-- YOUR GOAL --
Every record must appear in your copy exactly as written, with no pictures.

.....

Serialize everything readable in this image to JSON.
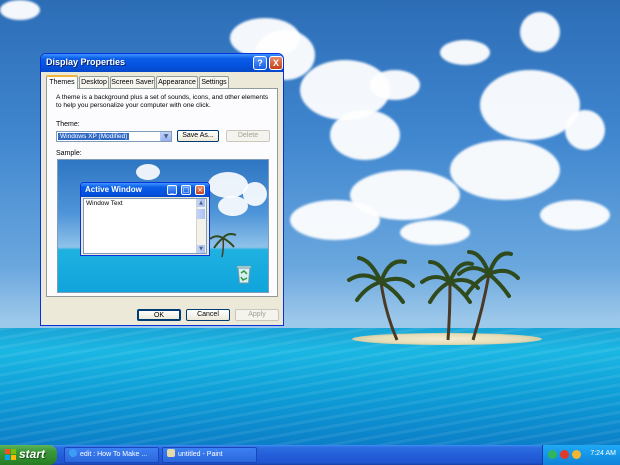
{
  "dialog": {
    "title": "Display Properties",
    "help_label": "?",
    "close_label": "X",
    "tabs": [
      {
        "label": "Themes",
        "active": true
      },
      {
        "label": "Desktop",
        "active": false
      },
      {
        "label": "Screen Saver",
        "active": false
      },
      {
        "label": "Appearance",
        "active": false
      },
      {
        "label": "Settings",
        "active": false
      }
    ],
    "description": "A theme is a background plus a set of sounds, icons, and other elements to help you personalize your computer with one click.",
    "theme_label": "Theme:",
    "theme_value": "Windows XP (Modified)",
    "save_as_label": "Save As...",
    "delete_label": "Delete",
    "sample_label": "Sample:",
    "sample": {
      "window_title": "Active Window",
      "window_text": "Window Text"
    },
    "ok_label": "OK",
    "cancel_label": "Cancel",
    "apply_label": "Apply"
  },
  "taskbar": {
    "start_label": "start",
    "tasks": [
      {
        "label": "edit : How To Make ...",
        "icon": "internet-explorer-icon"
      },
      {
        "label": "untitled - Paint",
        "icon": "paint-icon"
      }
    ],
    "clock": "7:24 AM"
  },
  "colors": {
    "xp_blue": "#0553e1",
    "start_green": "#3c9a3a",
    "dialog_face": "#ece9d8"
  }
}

.....

-- RESULT OF THIS EXERCISE --
Serialize everything readable in this image to JSON.
{
  "dialog": {
    "title": "Display Properties",
    "help_label": "?",
    "close_label": "X",
    "tabs": [
      {
        "label": "Themes",
        "active": true
      },
      {
        "label": "Desktop",
        "active": false
      },
      {
        "label": "Screen Saver",
        "active": false
      },
      {
        "label": "Appearance",
        "active": false
      },
      {
        "label": "Settings",
        "active": false
      }
    ],
    "description": "A theme is a background plus a set of sounds, icons, and other elements to help you personalize your computer with one click.",
    "theme_label": "Theme:",
    "theme_value": "Windows XP (Modified)",
    "save_as_label": "Save As...",
    "delete_label": "Delete",
    "sample_label": "Sample:",
    "sample": {
      "window_title": "Active Window",
      "window_text": "Window Text"
    },
    "ok_label": "OK",
    "cancel_label": "Cancel",
    "apply_label": "Apply"
  },
  "taskbar": {
    "start_label": "start",
    "tasks": [
      {
        "label": "edit : How To Make ...",
        "icon": "internet-explorer-icon"
      },
      {
        "label": "untitled - Paint",
        "icon": "paint-icon"
      }
    ],
    "clock": "7:24 AM"
  },
  "colors": {
    "xp_blue": "#0553e1",
    "start_green": "#3c9a3a",
    "dialog_face": "#ece9d8"
  }
}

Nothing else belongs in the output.